+++ Data to use

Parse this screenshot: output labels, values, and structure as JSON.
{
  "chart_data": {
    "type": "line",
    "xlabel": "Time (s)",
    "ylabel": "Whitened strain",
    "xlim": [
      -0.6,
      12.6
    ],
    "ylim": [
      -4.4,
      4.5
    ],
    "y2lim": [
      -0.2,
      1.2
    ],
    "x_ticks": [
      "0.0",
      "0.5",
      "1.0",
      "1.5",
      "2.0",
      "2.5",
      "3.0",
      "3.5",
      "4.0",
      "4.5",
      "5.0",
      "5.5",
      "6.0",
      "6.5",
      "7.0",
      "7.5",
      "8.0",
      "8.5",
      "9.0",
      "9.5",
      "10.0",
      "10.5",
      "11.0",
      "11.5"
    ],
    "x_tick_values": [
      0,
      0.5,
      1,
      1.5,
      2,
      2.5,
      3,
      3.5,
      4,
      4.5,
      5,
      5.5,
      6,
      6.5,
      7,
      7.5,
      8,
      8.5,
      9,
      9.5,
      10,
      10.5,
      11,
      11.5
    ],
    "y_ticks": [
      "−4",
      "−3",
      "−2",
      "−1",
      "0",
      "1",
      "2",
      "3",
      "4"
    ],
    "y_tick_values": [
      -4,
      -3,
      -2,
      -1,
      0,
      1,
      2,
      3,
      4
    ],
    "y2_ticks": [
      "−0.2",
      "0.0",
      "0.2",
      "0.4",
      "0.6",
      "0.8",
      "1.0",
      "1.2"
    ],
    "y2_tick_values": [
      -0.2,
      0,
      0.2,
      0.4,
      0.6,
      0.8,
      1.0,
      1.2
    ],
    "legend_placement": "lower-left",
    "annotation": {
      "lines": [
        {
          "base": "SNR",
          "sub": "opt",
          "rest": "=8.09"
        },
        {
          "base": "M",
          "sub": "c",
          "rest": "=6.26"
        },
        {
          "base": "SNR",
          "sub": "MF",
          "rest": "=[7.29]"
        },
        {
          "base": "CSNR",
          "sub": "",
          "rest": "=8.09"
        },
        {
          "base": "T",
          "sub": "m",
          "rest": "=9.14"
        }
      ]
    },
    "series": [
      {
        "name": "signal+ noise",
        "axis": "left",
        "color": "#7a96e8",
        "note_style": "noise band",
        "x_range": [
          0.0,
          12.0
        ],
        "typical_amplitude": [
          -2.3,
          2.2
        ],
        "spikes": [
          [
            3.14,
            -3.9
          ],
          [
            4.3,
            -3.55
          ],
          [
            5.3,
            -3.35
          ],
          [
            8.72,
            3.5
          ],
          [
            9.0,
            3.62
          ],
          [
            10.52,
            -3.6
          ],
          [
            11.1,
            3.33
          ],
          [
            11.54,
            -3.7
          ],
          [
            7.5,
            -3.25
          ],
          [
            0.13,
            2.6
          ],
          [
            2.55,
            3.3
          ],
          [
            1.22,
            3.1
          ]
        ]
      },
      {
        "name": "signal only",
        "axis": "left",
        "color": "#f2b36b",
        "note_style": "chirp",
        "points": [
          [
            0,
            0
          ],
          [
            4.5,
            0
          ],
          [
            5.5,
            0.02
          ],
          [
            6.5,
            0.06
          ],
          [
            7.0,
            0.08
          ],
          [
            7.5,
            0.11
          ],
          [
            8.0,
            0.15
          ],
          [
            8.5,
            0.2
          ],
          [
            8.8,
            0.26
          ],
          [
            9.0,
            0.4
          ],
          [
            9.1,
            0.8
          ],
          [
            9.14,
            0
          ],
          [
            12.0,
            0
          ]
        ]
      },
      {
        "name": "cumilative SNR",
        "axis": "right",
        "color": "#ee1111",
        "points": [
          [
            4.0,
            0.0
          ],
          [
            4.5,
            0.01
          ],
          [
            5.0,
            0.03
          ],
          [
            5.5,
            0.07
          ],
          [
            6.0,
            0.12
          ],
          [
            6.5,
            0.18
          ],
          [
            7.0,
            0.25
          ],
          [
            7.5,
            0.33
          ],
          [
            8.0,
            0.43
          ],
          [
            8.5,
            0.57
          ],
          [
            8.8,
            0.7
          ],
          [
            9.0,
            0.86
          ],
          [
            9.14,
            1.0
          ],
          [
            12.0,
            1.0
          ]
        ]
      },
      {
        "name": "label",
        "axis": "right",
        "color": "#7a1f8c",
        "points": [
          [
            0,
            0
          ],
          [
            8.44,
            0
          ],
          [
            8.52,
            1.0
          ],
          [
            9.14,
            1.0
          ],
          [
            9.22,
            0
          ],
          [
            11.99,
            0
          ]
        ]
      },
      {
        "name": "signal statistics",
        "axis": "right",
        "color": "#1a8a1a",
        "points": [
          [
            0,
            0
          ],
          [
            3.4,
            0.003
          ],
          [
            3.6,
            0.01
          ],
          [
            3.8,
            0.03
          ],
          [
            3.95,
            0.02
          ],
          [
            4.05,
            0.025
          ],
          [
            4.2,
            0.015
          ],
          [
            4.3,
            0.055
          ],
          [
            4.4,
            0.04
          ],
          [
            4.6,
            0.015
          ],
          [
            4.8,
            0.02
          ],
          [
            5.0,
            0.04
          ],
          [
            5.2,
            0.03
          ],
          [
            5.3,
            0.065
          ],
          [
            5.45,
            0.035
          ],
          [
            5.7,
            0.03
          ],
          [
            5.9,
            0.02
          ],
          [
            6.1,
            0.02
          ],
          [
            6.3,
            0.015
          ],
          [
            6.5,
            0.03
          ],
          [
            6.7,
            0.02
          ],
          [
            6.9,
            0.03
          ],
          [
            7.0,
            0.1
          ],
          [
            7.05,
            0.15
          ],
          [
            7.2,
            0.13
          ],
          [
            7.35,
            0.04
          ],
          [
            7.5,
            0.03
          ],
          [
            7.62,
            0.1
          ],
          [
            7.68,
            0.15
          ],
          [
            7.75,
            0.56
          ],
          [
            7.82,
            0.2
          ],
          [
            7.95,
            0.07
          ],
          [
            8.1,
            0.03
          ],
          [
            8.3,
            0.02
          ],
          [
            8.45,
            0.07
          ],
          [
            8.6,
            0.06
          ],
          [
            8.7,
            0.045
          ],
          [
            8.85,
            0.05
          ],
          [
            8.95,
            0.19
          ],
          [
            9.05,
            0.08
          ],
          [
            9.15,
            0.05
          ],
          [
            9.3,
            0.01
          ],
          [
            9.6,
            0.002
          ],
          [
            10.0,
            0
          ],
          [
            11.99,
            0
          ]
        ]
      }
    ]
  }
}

++++++

▸ Stated task:
Your task is to list each line of the records with the word "name".

▸ Response to the task:
        "name": "signal+ noise",
        "name": "signal only",
        "name": "cumilative SNR",
        "name": "label",
        "name": "signal statistics",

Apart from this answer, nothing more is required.